(Data records)
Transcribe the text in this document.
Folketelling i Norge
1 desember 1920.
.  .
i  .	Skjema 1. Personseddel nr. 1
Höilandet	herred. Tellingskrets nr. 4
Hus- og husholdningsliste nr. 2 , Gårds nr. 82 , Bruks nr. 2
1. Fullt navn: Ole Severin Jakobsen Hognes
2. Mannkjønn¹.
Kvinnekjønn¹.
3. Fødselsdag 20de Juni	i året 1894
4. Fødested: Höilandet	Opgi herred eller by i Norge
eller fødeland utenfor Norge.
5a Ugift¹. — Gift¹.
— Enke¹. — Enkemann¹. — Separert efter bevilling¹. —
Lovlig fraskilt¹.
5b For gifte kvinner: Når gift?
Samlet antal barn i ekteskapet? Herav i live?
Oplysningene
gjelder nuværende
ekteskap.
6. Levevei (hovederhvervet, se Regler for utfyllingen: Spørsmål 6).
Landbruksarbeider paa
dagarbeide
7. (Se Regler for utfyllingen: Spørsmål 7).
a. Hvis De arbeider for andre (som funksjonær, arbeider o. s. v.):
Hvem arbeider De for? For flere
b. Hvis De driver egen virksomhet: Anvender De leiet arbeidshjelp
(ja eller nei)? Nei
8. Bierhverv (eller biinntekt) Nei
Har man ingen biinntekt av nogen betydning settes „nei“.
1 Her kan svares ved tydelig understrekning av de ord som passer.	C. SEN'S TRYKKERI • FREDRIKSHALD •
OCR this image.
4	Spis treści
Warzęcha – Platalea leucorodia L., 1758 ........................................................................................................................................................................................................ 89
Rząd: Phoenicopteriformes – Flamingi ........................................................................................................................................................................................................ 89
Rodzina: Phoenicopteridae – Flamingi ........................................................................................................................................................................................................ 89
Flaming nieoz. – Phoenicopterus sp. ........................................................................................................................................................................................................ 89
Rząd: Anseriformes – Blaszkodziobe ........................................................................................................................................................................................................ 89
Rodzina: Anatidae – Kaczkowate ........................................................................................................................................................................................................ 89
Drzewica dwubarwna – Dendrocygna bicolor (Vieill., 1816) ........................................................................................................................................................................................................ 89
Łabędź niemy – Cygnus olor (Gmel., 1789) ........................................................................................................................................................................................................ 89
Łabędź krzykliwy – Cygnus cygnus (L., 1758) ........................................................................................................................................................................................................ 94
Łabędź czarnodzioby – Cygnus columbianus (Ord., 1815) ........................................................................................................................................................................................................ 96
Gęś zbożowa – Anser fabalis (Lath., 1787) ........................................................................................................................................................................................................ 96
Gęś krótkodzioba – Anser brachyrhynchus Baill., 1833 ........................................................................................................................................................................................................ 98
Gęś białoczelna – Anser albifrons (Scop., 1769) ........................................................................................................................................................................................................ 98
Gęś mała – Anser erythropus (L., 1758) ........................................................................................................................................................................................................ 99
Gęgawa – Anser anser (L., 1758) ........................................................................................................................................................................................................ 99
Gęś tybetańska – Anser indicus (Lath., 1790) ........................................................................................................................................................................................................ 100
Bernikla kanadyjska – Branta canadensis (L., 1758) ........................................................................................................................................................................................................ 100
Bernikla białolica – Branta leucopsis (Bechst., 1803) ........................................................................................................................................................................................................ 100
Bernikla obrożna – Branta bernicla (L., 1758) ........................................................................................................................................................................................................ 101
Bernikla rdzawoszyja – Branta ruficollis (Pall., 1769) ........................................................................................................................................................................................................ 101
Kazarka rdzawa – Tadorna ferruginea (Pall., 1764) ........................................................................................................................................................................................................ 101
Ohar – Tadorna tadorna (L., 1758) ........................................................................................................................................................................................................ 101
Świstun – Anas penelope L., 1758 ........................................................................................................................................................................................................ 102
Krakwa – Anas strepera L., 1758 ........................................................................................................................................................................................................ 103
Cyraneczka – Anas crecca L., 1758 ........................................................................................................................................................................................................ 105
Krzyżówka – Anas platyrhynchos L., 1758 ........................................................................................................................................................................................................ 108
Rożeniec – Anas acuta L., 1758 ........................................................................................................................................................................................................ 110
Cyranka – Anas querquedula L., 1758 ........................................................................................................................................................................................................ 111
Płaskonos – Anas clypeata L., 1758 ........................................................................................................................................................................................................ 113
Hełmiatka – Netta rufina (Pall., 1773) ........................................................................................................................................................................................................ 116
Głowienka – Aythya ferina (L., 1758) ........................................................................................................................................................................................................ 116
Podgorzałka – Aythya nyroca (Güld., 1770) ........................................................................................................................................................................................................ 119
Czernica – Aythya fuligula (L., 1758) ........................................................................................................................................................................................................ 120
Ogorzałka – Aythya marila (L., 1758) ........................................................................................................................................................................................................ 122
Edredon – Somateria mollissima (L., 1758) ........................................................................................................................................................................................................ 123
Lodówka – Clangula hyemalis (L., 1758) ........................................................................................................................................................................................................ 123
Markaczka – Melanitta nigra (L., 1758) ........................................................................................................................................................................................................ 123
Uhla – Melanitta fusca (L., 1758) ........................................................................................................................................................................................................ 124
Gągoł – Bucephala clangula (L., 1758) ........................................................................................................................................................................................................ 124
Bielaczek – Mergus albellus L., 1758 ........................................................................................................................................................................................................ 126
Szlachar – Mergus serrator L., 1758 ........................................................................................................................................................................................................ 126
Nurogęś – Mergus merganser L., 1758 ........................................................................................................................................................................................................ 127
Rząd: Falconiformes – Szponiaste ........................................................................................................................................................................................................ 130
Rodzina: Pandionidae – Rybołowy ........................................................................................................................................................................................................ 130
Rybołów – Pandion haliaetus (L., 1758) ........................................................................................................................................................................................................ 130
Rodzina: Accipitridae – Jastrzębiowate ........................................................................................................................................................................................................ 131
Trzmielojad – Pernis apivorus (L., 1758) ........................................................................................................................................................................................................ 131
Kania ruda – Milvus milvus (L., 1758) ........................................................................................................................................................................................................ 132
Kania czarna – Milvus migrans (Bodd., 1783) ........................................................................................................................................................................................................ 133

▶ **Exercise task**
Return every record above exactly as it appears.

▶ **Task response**
Transcribe the text in this document.
Folketelling i Norge
1 desember 1920.
.  .
i  .	Skjema 1. Personseddel nr. 1
Höilandet	herred. Tellingskrets nr. 4
Hus- og husholdningsliste nr. 2 , Gårds nr. 82 , Bruks nr. 2
1. Fullt navn: Ole Severin Jakobsen Hognes
2. Mannkjønn¹.
Kvinnekjønn¹.
3. Fødselsdag 20de Juni	i året 1894
4. Fødested: Höilandet	Opgi herred eller by i Norge
eller fødeland utenfor Norge.
5a Ugift¹. — Gift¹.
— Enke¹. — Enkemann¹. — Separert efter bevilling¹. —
Lovlig fraskilt¹.
5b For gifte kvinner: Når gift?
Samlet antal barn i ekteskapet? Herav i live?
Oplysningene
gjelder nuværende
ekteskap.
6. Levevei (hovederhvervet, se Regler for utfyllingen: Spørsmål 6).
Landbruksarbeider paa
dagarbeide
7. (Se Regler for utfyllingen: Spørsmål 7).
a. Hvis De arbeider for andre (som funksjonær, arbeider o. s. v.):
Hvem arbeider De for? For flere
b. Hvis De driver egen virksomhet: Anvender De leiet arbeidshjelp
(ja eller nei)? Nei
8. Bierhverv (eller biinntekt) Nei
Har man ingen biinntekt av nogen betydning settes „nei“.
1 Her kan svares ved tydelig understrekning av de ord som passer.	C. SEN'S TRYKKERI • FREDRIKSHALD •
OCR this image.
4	Spis treści
Warzęcha – Platalea leucorodia L., 1758 ........................................................................................................................................................................................................ 89
Rząd: Phoenicopteriformes – Flamingi ........................................................................................................................................................................................................ 89
Rodzina: Phoenicopteridae – Flamingi ........................................................................................................................................................................................................ 89
Flaming nieoz. – Phoenicopterus sp. ........................................................................................................................................................................................................ 89
Rząd: Anseriformes – Blaszkodziobe ........................................................................................................................................................................................................ 89
Rodzina: Anatidae – Kaczkowate ........................................................................................................................................................................................................ 89
Drzewica dwubarwna – Dendrocygna bicolor (Vieill., 1816) ........................................................................................................................................................................................................ 89
Łabędź niemy – Cygnus olor (Gmel., 1789) ........................................................................................................................................................................................................ 89
Łabędź krzykliwy – Cygnus cygnus (L., 1758) ........................................................................................................................................................................................................ 94
Łabędź czarnodzioby – Cygnus columbianus (Ord., 1815) ........................................................................................................................................................................................................ 96
Gęś zbożowa – Anser fabalis (Lath., 1787) ........................................................................................................................................................................................................ 96
Gęś krótkodzioba – Anser brachyrhynchus Baill., 1833 ........................................................................................................................................................................................................ 98
Gęś białoczelna – Anser albifrons (Scop., 1769) ........................................................................................................................................................................................................ 98
Gęś mała – Anser erythropus (L., 1758) ........................................................................................................................................................................................................ 99
Gęgawa – Anser anser (L., 1758) ........................................................................................................................................................................................................ 99
Gęś tybetańska – Anser indicus (Lath., 1790) ........................................................................................................................................................................................................ 100
Bernikla kanadyjska – Branta canadensis (L., 1758) ........................................................................................................................................................................................................ 100
Bernikla białolica – Branta leucopsis (Bechst., 1803) ........................................................................................................................................................................................................ 100
Bernikla obrożna – Branta bernicla (L., 1758) ........................................................................................................................................................................................................ 101
Bernikla rdzawoszyja – Branta ruficollis (Pall., 1769) ........................................................................................................................................................................................................ 101
Kazarka rdzawa – Tadorna ferruginea (Pall., 1764) ........................................................................................................................................................................................................ 101
Ohar – Tadorna tadorna (L., 1758) ........................................................................................................................................................................................................ 101
Świstun – Anas penelope L., 1758 ........................................................................................................................................................................................................ 102
Krakwa – Anas strepera L., 1758 ........................................................................................................................................................................................................ 103
Cyraneczka – Anas crecca L., 1758 ........................................................................................................................................................................................................ 105
Krzyżówka – Anas platyrhynchos L., 1758 ........................................................................................................................................................................................................ 108
Rożeniec – Anas acuta L., 1758 ........................................................................................................................................................................................................ 110
Cyranka – Anas querquedula L., 1758 ........................................................................................................................................................................................................ 111
Płaskonos – Anas clypeata L., 1758 ........................................................................................................................................................................................................ 113
Hełmiatka – Netta rufina (Pall., 1773) ........................................................................................................................................................................................................ 116
Głowienka – Aythya ferina (L., 1758) ........................................................................................................................................................................................................ 116
Podgorzałka – Aythya nyroca (Güld., 1770) ........................................................................................................................................................................................................ 119
Czernica – Aythya fuligula (L., 1758) ........................................................................................................................................................................................................ 120
Ogorzałka – Aythya marila (L., 1758) ........................................................................................................................................................................................................ 122
Edredon – Somateria mollissima (L., 1758) ........................................................................................................................................................................................................ 123
Lodówka – Clangula hyemalis (L., 1758) ........................................................................................................................................................................................................ 123
Markaczka – Melanitta nigra (L., 1758) ........................................................................................................................................................................................................ 123
Uhla – Melanitta fusca (L., 1758) ........................................................................................................................................................................................................ 124
Gągoł – Bucephala clangula (L., 1758) ........................................................................................................................................................................................................ 124
Bielaczek – Mergus albellus L., 1758 ........................................................................................................................................................................................................ 126
Szlachar – Mergus serrator L., 1758 ........................................................................................................................................................................................................ 126
Nurogęś – Mergus merganser L., 1758 ........................................................................................................................................................................................................ 127
Rząd: Falconiformes – Szponiaste ........................................................................................................................................................................................................ 130
Rodzina: Pandionidae – Rybołowy ........................................................................................................................................................................................................ 130
Rybołów – Pandion haliaetus (L., 1758) ........................................................................................................................................................................................................ 130
Rodzina: Accipitridae – Jastrzębiowate ........................................................................................................................................................................................................ 131
Trzmielojad – Pernis apivorus (L., 1758) ........................................................................................................................................................................................................ 131
Kania ruda – Milvus milvus (L., 1758) ........................................................................................................................................................................................................ 132
Kania czarna – Milvus migrans (Bodd., 1783) ........................................................................................................................................................................................................ 133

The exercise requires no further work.